#### Data shown ####

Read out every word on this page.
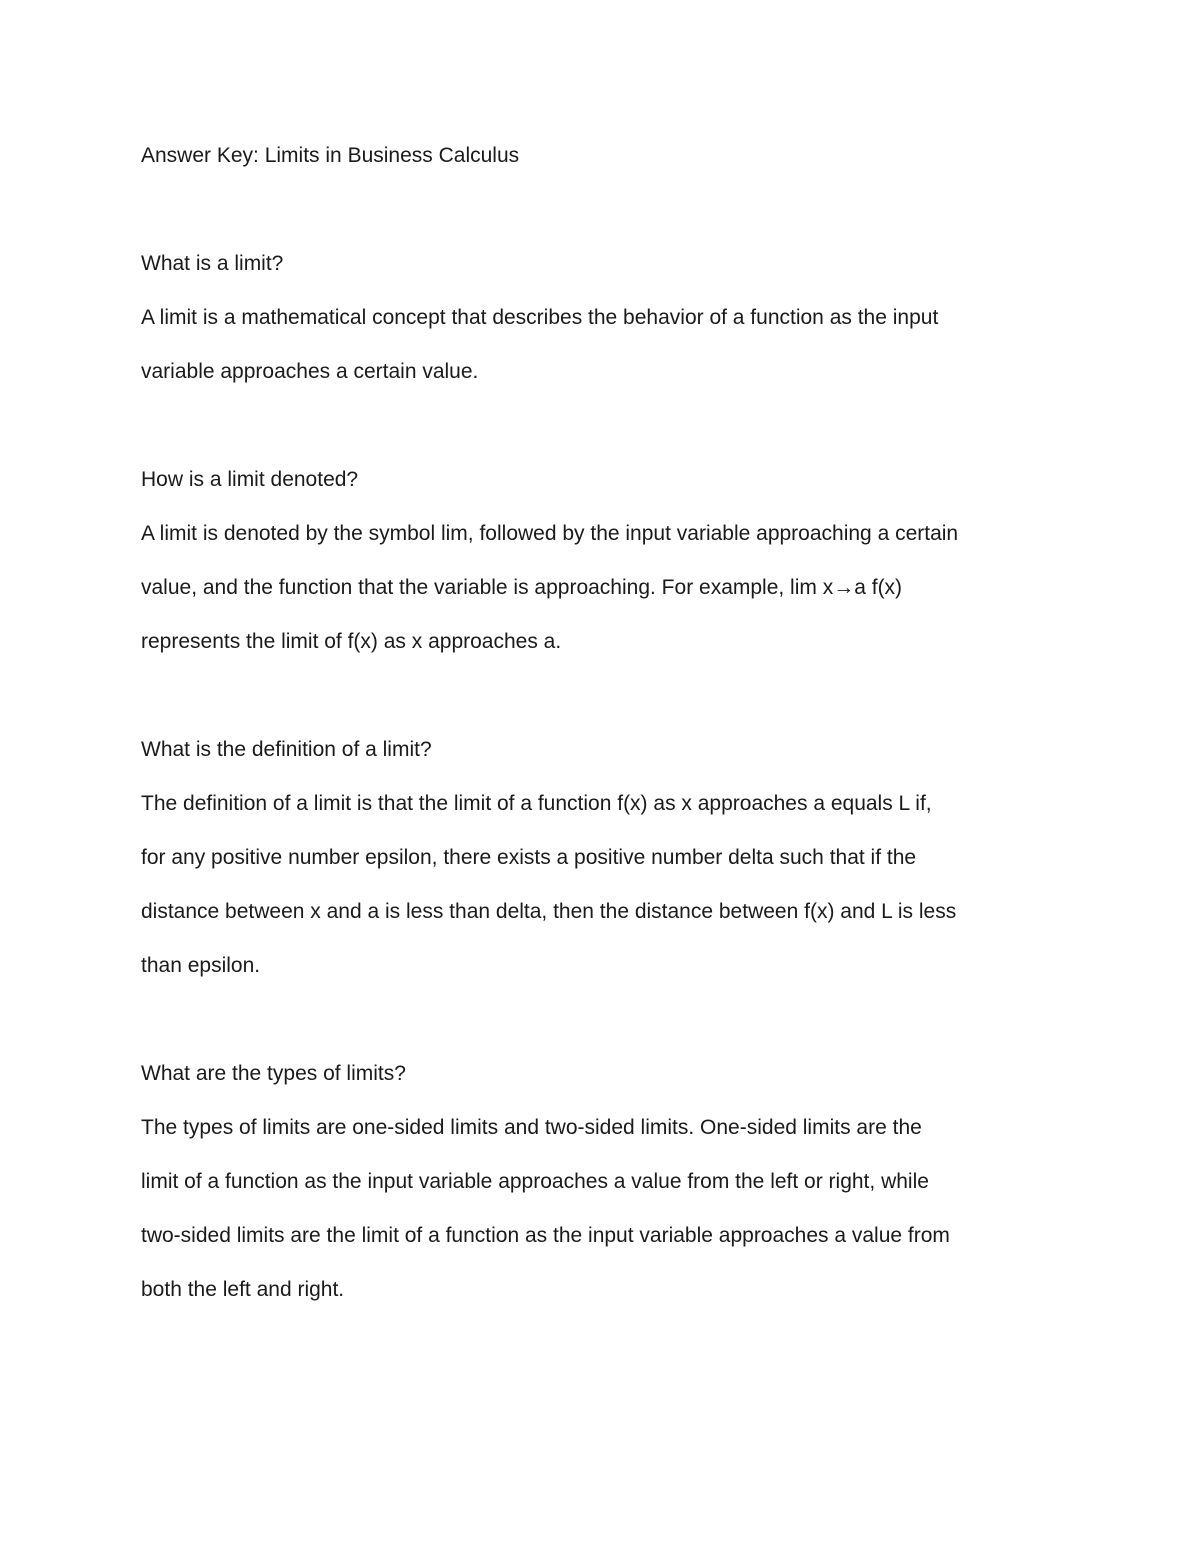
Answer Key: Limits in Business Calculus
What is a limit?
A limit is a mathematical concept that describes the behavior of a function as the input
variable approaches a certain value.
How is a limit denoted?
A limit is denoted by the symbol lim, followed by the input variable approaching a certain
value, and the function that the variable is approaching. For example, lim x→a f(x)
represents the limit of f(x) as x approaches a.
What is the definition of a limit?
The definition of a limit is that the limit of a function f(x) as x approaches a equals L if,
for any positive number epsilon, there exists a positive number delta such that if the
distance between x and a is less than delta, then the distance between f(x) and L is less
than epsilon.
What are the types of limits?
The types of limits are one-sided limits and two-sided limits. One-sided limits are the
limit of a function as the input variable approaches a value from the left or right, while
two-sided limits are the limit of a function as the input variable approaches a value from
both the left and right.
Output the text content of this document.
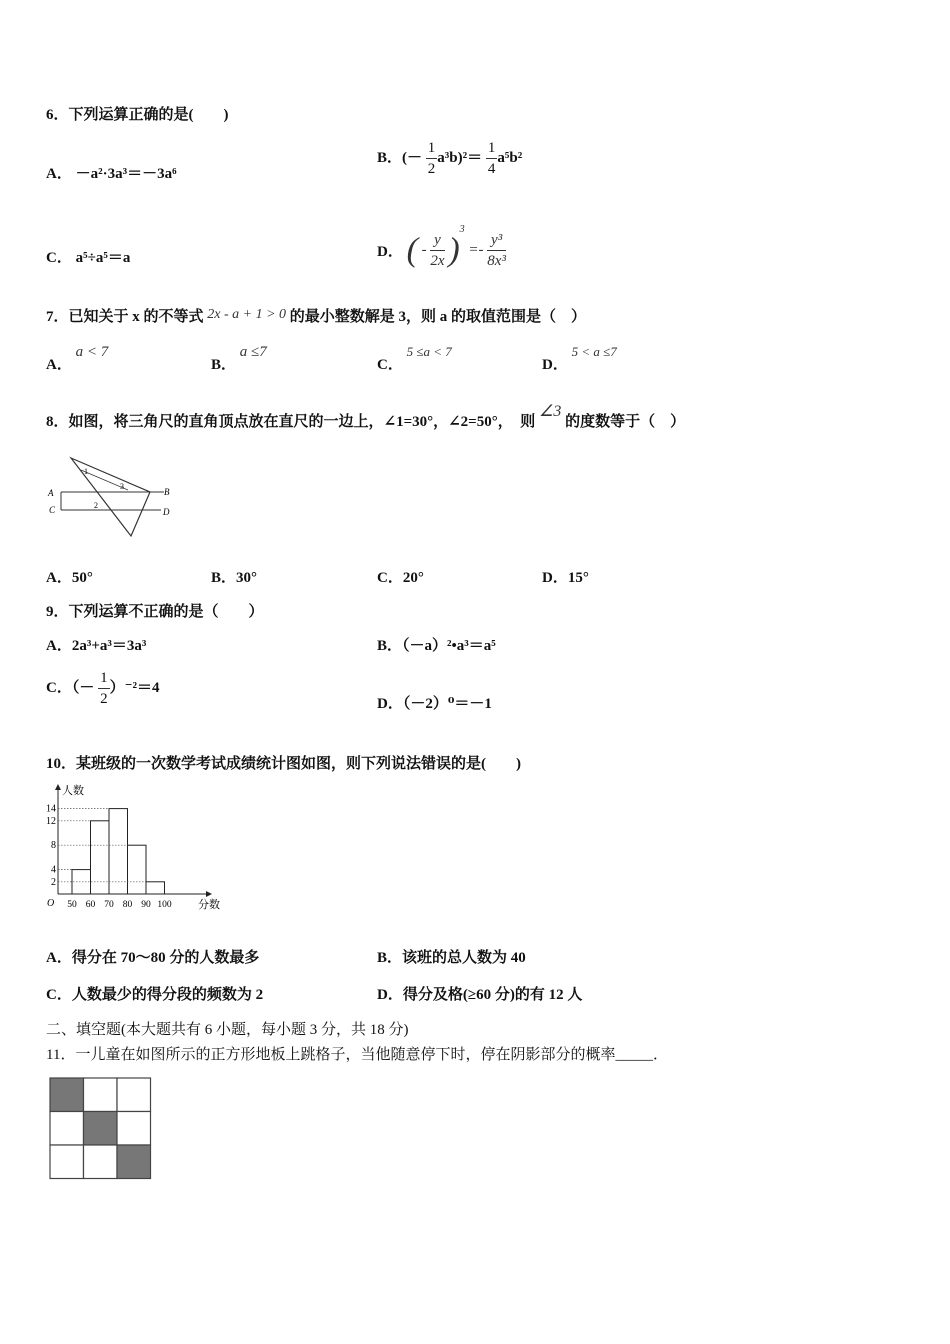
6．下列运算正确的是(　　)
A． －a²·3a³＝－3a⁶
B．(－ $\frac{1}{2} a^3b)^2= \frac{1}{4} a^5b^2$
C． a⁵÷a⁵＝a	D． ( - $\frac{y}{2x} )^3 =- \frac{\text{y³}}{\text{8x³}}$
7．已知关于 x 的不等式 2x - a + 1 > 0 的最小整数解是 3，则 a 的取值范围是（　）
A． a < 7
B． a ≤7
C． 5 ≤a < 7
D． 5 < a ≤7
8．如图，将三角尺的直角顶点放在直尺的一边上，∠1=30°，∠2=50°，　则 ∠3 的度数等于（　）
A
C
B
D
1
2
3
A．50°	B．30°	C．20°	D．15°
9．下列运算不正确的是（　　）
A．2a³+a³＝3a³	B．（－a）²•a³＝a⁵
C．（－ $\frac{1}{2} )^{-2}=4$
D．（－2）⁰＝－1
10．某班级的一次数学考试成绩统计图如图，则下列说法错误的是(　　)
2
4
8
12
14
50 60 70 80 90 100
O	分数
人数
A．得分在 70～80 分的人数最多	B．该班的总人数为 40
C．人数最少的得分段的频数为 2	D．得分及格(≥60 分)的有 12 人
二、填空题(本大题共有 6 小题，每小题 3 分，共 18 分)
11．一儿童在如图所示的正方形地板上跳格子，当他随意停下时，停在阴影部分的概率_____．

####

> [Goal]:
Every line of text is to be repeated exactly; pictures are left out.

> [Finished exercise]:
Read out every word on this page.
Answer Key: Limits in Business Calculus
What is a limit?
A limit is a mathematical concept that describes the behavior of a function as the input
variable approaches a certain value.
How is a limit denoted?
A limit is denoted by the symbol lim, followed by the input variable approaching a certain
value, and the function that the variable is approaching. For example, lim x→a f(x)
represents the limit of f(x) as x approaches a.
What is the definition of a limit?
The definition of a limit is that the limit of a function f(x) as x approaches a equals L if,
for any positive number epsilon, there exists a positive number delta such that if the
distance between x and a is less than delta, then the distance between f(x) and L is less
than epsilon.
What are the types of limits?
The types of limits are one-sided limits and two-sided limits. One-sided limits are the
limit of a function as the input variable approaches a value from the left or right, while
two-sided limits are the limit of a function as the input variable approaches a value from
both the left and right.
Output the text content of this document.
6．下列运算正确的是(　　)
A． －a²·3a³＝－3a⁶
B．(－ $\frac{1}{2} a^3b)^2= \frac{1}{4} a^5b^2$
C． a⁵÷a⁵＝a	D． ( - $\frac{y}{2x} )^3 =- \frac{\text{y³}}{\text{8x³}}$
7．已知关于 x 的不等式 2x - a + 1 > 0 的最小整数解是 3，则 a 的取值范围是（　）
A． a < 7
B． a ≤7
C． 5 ≤a < 7
D． 5 < a ≤7
8．如图，将三角尺的直角顶点放在直尺的一边上，∠1=30°，∠2=50°，　则 ∠3 的度数等于（　）
A
C
B
D
1
2
3
A．50°	B．30°	C．20°	D．15°
9．下列运算不正确的是（　　）
A．2a³+a³＝3a³	B．（－a）²•a³＝a⁵
C．（－ $\frac{1}{2} )^{-2}=4$
D．（－2）⁰＝－1
10．某班级的一次数学考试成绩统计图如图，则下列说法错误的是(　　)
2
4
8
12
14
50 60 70 80 90 100
O	分数
人数
A．得分在 70～80 分的人数最多	B．该班的总人数为 40
C．人数最少的得分段的频数为 2	D．得分及格(≥60 分)的有 12 人
二、填空题(本大题共有 6 小题，每小题 3 分，共 18 分)
11．一儿童在如图所示的正方形地板上跳格子，当他随意停下时，停在阴影部分的概率_____．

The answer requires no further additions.